▶ _WHAT THIS EXERCISE ASKS_
#1 Reproduce the passage of the article on Joliet police recruits starting with "The Joliet Police" and going on through "Commissioners on Monday.".
#2 Summarize the article on Joliet police recruits in two sentences.
#3 Extend the article on Joliet police recruits past its final sentence.

▶ _DOCUMENT EXCERPT_
Joliet police plan for new recruits

Joliet police squad car at Izzy's Bar on March 9, 2018. Patrick Gleason was arrested and charged for killing a bartender and wounding another man in a shooting incident.

The Joliet Police Department is making plans to train up to 50 new recruits over the next two years that officials say they expect to hire.

The new officers will be needed to replace police who have left in the past year but were not replaced because of COVID-19 budget restraints and to replace others expected to retire, police officials said.

The department now has 240 officers, down from its budgeted strength of 262 officers, they said.

“Easily in the next two years we’re going to hire 25 to 50 officers,” Lt. Andrew Jose said in a presentation to the Board of Fire and Police Commissioners on Monday.

Jose, who oversees the field training program, made the presentation with Deputy Chief Sherri Blackburn, who is deputy chief of administration.

Board Chairman Todd Wooten said the fire and police board, which oversees hiring, will be ready when the department wants to fill positions but noted city officials first must authorize more officers.

Todd Wooten appeared before the Joliet City Council on Tuesday before the council voted 4-3 against his appointment to fill the seat vacated when Councilman Don Dickinson resigned.

Document structure recognition data
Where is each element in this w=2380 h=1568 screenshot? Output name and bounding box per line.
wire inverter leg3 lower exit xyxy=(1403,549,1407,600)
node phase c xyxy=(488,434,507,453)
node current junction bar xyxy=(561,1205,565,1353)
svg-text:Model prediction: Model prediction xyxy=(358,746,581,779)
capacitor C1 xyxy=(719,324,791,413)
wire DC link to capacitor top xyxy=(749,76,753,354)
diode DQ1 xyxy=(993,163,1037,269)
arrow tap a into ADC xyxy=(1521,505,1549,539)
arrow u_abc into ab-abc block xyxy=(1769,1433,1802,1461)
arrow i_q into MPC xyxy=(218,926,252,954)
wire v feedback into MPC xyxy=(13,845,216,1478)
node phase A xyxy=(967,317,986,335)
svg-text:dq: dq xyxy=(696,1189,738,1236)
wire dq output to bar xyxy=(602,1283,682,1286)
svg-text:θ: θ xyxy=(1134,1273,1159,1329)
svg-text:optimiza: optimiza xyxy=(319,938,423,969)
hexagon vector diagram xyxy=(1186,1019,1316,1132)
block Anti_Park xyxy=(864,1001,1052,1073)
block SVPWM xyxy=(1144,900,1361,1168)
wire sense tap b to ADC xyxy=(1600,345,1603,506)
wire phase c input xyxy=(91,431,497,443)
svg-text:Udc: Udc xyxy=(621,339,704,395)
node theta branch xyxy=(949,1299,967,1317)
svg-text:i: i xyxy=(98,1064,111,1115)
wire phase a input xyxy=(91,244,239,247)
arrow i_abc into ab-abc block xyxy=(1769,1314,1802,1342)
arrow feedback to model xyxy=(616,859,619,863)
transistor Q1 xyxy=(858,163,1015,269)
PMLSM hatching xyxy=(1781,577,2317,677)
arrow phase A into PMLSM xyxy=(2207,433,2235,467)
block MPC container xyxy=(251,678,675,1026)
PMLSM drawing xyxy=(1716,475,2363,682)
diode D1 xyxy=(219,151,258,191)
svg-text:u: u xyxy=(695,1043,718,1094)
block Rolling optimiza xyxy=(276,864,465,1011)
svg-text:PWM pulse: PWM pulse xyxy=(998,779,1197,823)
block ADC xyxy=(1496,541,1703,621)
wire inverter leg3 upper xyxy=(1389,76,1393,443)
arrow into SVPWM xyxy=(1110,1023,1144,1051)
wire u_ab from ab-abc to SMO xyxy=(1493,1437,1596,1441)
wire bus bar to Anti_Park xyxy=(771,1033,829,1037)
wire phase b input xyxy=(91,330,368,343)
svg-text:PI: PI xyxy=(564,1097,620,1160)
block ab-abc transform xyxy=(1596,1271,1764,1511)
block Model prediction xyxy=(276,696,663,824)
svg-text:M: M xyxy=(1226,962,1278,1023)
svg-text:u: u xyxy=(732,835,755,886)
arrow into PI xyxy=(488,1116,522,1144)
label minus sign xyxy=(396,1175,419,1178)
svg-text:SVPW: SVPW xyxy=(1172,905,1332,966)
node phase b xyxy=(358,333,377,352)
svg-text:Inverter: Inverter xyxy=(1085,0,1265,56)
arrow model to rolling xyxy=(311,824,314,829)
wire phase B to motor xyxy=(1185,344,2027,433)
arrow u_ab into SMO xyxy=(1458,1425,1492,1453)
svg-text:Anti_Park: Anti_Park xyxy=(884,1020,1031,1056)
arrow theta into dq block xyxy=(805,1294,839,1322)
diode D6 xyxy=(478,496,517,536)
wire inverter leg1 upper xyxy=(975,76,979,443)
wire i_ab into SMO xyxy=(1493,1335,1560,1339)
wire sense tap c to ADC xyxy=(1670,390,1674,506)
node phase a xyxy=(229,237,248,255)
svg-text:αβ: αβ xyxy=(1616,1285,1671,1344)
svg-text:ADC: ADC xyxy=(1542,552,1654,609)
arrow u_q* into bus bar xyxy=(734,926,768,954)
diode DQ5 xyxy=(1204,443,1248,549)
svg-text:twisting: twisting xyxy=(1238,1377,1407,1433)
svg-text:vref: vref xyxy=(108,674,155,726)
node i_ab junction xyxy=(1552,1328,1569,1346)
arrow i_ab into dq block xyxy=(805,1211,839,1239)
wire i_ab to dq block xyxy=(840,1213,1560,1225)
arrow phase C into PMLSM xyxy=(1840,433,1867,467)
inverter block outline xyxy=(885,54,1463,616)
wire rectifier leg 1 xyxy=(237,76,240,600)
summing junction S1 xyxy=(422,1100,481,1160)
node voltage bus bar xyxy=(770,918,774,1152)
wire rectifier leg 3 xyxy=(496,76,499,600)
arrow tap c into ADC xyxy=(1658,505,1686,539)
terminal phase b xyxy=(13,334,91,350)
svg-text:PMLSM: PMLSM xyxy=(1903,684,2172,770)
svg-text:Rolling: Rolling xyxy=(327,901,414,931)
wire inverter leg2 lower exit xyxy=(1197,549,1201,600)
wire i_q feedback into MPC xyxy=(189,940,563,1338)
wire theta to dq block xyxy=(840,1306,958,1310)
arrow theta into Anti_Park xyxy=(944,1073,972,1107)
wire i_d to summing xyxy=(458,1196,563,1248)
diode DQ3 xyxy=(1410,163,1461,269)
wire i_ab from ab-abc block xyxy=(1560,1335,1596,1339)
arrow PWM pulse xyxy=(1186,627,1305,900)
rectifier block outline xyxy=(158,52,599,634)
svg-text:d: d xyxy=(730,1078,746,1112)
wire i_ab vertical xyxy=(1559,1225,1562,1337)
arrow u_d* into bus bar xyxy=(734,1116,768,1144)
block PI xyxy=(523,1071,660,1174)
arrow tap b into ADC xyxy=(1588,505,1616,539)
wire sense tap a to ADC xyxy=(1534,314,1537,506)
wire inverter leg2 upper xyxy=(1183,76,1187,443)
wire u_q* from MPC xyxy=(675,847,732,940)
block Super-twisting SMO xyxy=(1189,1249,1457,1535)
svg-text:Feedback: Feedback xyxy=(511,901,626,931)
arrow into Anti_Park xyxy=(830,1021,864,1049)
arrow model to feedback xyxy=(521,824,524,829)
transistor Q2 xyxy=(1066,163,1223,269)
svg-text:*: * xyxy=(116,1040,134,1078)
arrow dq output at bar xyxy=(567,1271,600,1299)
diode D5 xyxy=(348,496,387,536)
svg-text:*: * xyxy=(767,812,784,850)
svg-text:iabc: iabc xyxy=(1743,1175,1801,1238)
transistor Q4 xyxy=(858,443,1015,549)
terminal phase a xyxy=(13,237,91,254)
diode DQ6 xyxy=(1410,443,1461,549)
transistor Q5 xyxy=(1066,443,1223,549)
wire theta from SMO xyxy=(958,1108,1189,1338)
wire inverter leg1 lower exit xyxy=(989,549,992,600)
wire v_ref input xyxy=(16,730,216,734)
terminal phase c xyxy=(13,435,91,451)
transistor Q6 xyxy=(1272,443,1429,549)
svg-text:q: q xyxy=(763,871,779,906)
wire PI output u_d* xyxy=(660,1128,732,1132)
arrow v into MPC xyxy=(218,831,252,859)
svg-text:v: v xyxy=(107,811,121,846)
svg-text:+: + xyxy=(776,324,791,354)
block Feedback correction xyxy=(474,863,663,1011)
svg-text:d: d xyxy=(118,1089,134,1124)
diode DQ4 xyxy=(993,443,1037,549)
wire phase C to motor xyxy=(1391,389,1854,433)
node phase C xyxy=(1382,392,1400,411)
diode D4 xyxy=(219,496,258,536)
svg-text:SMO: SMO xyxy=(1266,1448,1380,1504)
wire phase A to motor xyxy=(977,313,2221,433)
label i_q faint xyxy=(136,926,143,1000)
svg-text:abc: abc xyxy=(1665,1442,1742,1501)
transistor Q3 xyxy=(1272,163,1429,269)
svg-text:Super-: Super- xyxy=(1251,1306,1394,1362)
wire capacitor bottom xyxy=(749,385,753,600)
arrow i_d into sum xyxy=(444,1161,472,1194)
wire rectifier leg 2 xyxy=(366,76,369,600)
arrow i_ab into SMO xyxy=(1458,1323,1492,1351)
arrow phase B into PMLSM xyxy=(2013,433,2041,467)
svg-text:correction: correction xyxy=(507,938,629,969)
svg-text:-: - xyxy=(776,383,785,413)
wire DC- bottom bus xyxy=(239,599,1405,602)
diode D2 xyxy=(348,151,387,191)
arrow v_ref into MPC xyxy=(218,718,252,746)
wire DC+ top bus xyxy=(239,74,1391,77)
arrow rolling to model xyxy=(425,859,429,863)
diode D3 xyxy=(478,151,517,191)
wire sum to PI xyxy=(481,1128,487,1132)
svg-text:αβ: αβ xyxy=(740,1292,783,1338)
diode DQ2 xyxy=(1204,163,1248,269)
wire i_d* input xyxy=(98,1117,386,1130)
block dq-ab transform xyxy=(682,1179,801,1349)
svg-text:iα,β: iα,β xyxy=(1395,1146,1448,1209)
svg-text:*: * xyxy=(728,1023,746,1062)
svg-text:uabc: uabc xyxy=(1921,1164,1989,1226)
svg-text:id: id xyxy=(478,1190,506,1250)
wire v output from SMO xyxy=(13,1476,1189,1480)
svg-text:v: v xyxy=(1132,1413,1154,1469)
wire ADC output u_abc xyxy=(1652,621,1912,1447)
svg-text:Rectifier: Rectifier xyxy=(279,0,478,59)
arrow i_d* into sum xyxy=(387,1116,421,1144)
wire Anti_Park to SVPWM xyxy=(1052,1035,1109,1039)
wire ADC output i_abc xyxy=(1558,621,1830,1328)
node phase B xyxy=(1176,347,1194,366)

▶ _RESPONSES TO THE EXERCISE_
#1
The Joliet Police Department is making plans to train up to 50 new recruits over the next two years that officials say they expect to hire.

The new officers will be needed to replace police who have left in the past year but were not replaced because of COVID-19 budget restraints and to replace others expected to retire, police officials said.

The department now has 240 officers, down from its budgeted strength of 262 officers, they said.

“Easily in the next two years we’re going to hire 25 to 50 officers,” Lt. Andrew Jose said in a presentation to the Board of Fire and Police Commissioners on Monday.

#2 The Joliet Police Department plans to train up to 50 new recruits it expects to hire over the next two years, replacing officers who left without being replaced because of COVID-19 budget restraints and others expected to retire. The department has 240 officers against a budgeted strength of 262, and the fire and police board's chairman said the board will be ready to fill positions, though city officials must first authorize more officers.

#3
The city in 2020 did not fill positions in a number of areas, including the police and fire department, because of budget cutbacks while adjusting to lower tax revenues during the economic slowdown caused by the COVID-19 pandemic.

The police department wants to start with hiring seven officers on a schedule for them to attend the Police Training Institute in May.

Jose said police want to spread out the hiring in blocks so as not to overwhelm the departments field training program.

The institute would be followed by field training in Joliet that a leads to some officers dropping out of the program, Jose said.

About 13% of Joliet recruits don’t make it through the program, he said.

“We put them through a rigorous program, and we’re not just passing people because we want to have bodies,” Jose said.

Training is “much more intense” than in past decades, he said.

“Twenty years ago, the job was not what it is now,” Jose said. “I think everybody knows that.”